Given task → Scan the entries below and extract each line with the word "Contains" in it.

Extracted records
###
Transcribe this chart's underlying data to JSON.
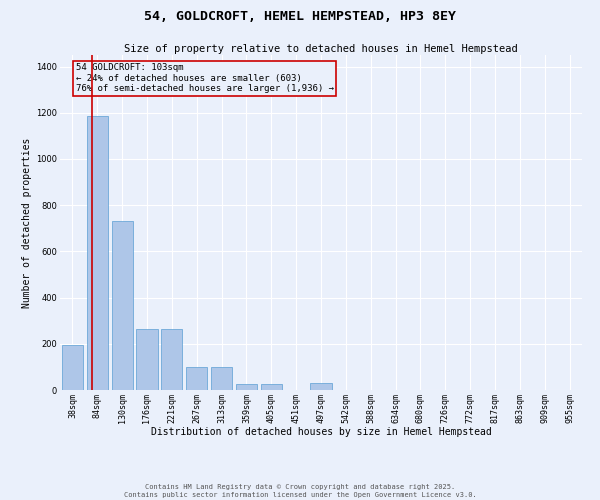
{
  "title": "54, GOLDCROFT, HEMEL HEMPSTEAD, HP3 8EY",
  "subtitle": "Size of property relative to detached houses in Hemel Hempstead",
  "xlabel": "Distribution of detached houses by size in Hemel Hempstead",
  "ylabel": "Number of detached properties",
  "footer_line1": "Contains HM Land Registry data © Crown copyright and database right 2025.",
  "footer_line2": "Contains public sector information licensed under the Open Government Licence v3.0.",
  "bin_labels": [
    "38sqm",
    "84sqm",
    "130sqm",
    "176sqm",
    "221sqm",
    "267sqm",
    "313sqm",
    "359sqm",
    "405sqm",
    "451sqm",
    "497sqm",
    "542sqm",
    "588sqm",
    "634sqm",
    "680sqm",
    "726sqm",
    "772sqm",
    "817sqm",
    "863sqm",
    "909sqm",
    "955sqm"
  ],
  "bar_values": [
    195,
    1185,
    730,
    265,
    265,
    100,
    100,
    25,
    25,
    0,
    30,
    0,
    0,
    0,
    0,
    0,
    0,
    0,
    0,
    0,
    0
  ],
  "bar_color": "#aec6e8",
  "bar_edgecolor": "#5a9fd4",
  "background_color": "#eaf0fb",
  "grid_color": "#ffffff",
  "vline_x": 0.77,
  "vline_color": "#cc0000",
  "annotation_text": "54 GOLDCROFT: 103sqm\n← 24% of detached houses are smaller (603)\n76% of semi-detached houses are larger (1,936) →",
  "annotation_box_color": "#cc0000",
  "ylim": [
    0,
    1450
  ],
  "yticks": [
    0,
    200,
    400,
    600,
    800,
    1000,
    1200,
    1400
  ],
  "title_fontsize": 9.5,
  "subtitle_fontsize": 7.5,
  "xlabel_fontsize": 7,
  "ylabel_fontsize": 7,
  "tick_fontsize": 6,
  "annotation_fontsize": 6.5,
  "footer_fontsize": 5
}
###
Answer in full →
  "footer_line1": "Contains HM Land Registry data © Crown copyright and database right 2025.",
  "footer_line2": "Contains public sector information licensed under the Open Government Licence v3.0.",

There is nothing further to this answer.